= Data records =
** start **
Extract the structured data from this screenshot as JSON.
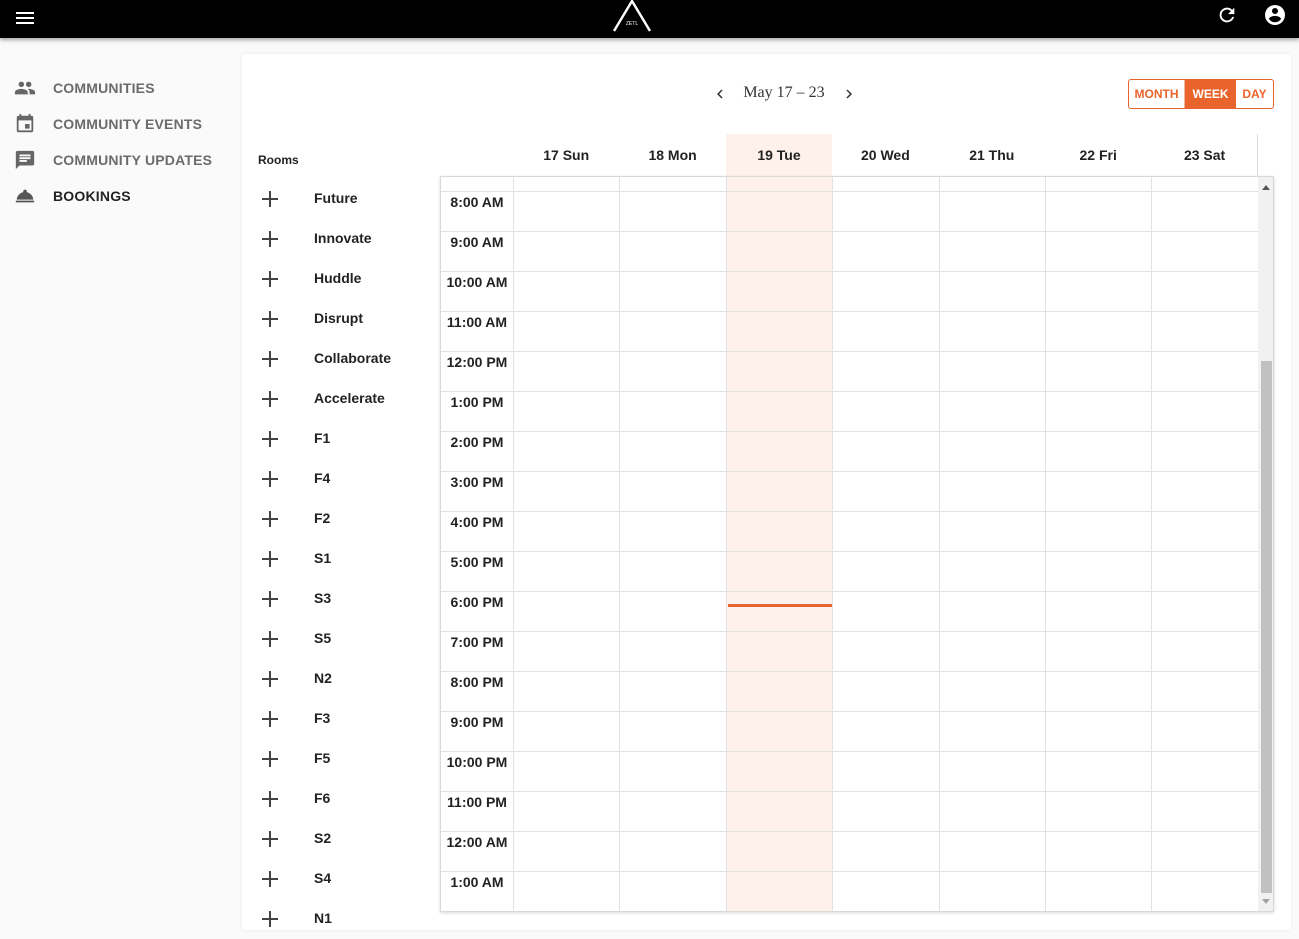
{
  "topbar": {
    "menu_icon": "menu-icon",
    "logo_text": "ZETL",
    "refresh_icon": "refresh-icon",
    "account_icon": "account-circle-icon"
  },
  "sidebar": {
    "items": [
      {
        "label": "COMMUNITIES",
        "icon": "people-icon",
        "active": false
      },
      {
        "label": "COMMUNITY EVENTS",
        "icon": "calendar-icon",
        "active": false
      },
      {
        "label": "COMMUNITY UPDATES",
        "icon": "chat-icon",
        "active": false
      },
      {
        "label": "BOOKINGS",
        "icon": "room-service-icon",
        "active": true
      }
    ]
  },
  "calendar": {
    "range_label": "May 17 – 23",
    "prev_icon": "chevron-left-icon",
    "next_icon": "chevron-right-icon",
    "views": {
      "month": "MONTH",
      "week": "WEEK",
      "day": "DAY",
      "selected": "WEEK"
    },
    "days": [
      "17 Sun",
      "18 Mon",
      "19 Tue",
      "20 Wed",
      "21 Thu",
      "22 Fri",
      "23 Sat"
    ],
    "today": "19 Tue",
    "times": [
      "8:00 AM",
      "9:00 AM",
      "10:00 AM",
      "11:00 AM",
      "12:00 PM",
      "1:00 PM",
      "2:00 PM",
      "3:00 PM",
      "4:00 PM",
      "5:00 PM",
      "6:00 PM",
      "7:00 PM",
      "8:00 PM",
      "9:00 PM",
      "10:00 PM",
      "11:00 PM",
      "12:00 AM",
      "1:00 AM"
    ],
    "accent_color": "#e8642c",
    "today_bg": "#fef0eb"
  },
  "rooms": {
    "title": "Rooms",
    "add_icon": "plus-icon",
    "items": [
      "Future",
      "Innovate",
      "Huddle",
      "Disrupt",
      "Collaborate",
      "Accelerate",
      "F1",
      "F4",
      "F2",
      "S1",
      "S3",
      "S5",
      "N2",
      "F3",
      "F5",
      "F6",
      "S2",
      "S4",
      "N1"
    ]
  }
}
** end **
= GOAL OF THE EXERCISE =
Each entry above is to be written out again unchanged, apart from the pictures, which are left out.

= PROBLEM SOLUTION =
Extract the structured data from this screenshot as JSON.
{
  "topbar": {
    "menu_icon": "menu-icon",
    "logo_text": "ZETL",
    "refresh_icon": "refresh-icon",
    "account_icon": "account-circle-icon"
  },
  "sidebar": {
    "items": [
      {
        "label": "COMMUNITIES",
        "icon": "people-icon",
        "active": false
      },
      {
        "label": "COMMUNITY EVENTS",
        "icon": "calendar-icon",
        "active": false
      },
      {
        "label": "COMMUNITY UPDATES",
        "icon": "chat-icon",
        "active": false
      },
      {
        "label": "BOOKINGS",
        "icon": "room-service-icon",
        "active": true
      }
    ]
  },
  "calendar": {
    "range_label": "May 17 – 23",
    "prev_icon": "chevron-left-icon",
    "next_icon": "chevron-right-icon",
    "views": {
      "month": "MONTH",
      "week": "WEEK",
      "day": "DAY",
      "selected": "WEEK"
    },
    "days": [
      "17 Sun",
      "18 Mon",
      "19 Tue",
      "20 Wed",
      "21 Thu",
      "22 Fri",
      "23 Sat"
    ],
    "today": "19 Tue",
    "times": [
      "8:00 AM",
      "9:00 AM",
      "10:00 AM",
      "11:00 AM",
      "12:00 PM",
      "1:00 PM",
      "2:00 PM",
      "3:00 PM",
      "4:00 PM",
      "5:00 PM",
      "6:00 PM",
      "7:00 PM",
      "8:00 PM",
      "9:00 PM",
      "10:00 PM",
      "11:00 PM",
      "12:00 AM",
      "1:00 AM"
    ],
    "accent_color": "#e8642c",
    "today_bg": "#fef0eb"
  },
  "rooms": {
    "title": "Rooms",
    "add_icon": "plus-icon",
    "items": [
      "Future",
      "Innovate",
      "Huddle",
      "Disrupt",
      "Collaborate",
      "Accelerate",
      "F1",
      "F4",
      "F2",
      "S1",
      "S3",
      "S5",
      "N2",
      "F3",
      "F5",
      "F6",
      "S2",
      "S4",
      "N1"
    ]
  }
}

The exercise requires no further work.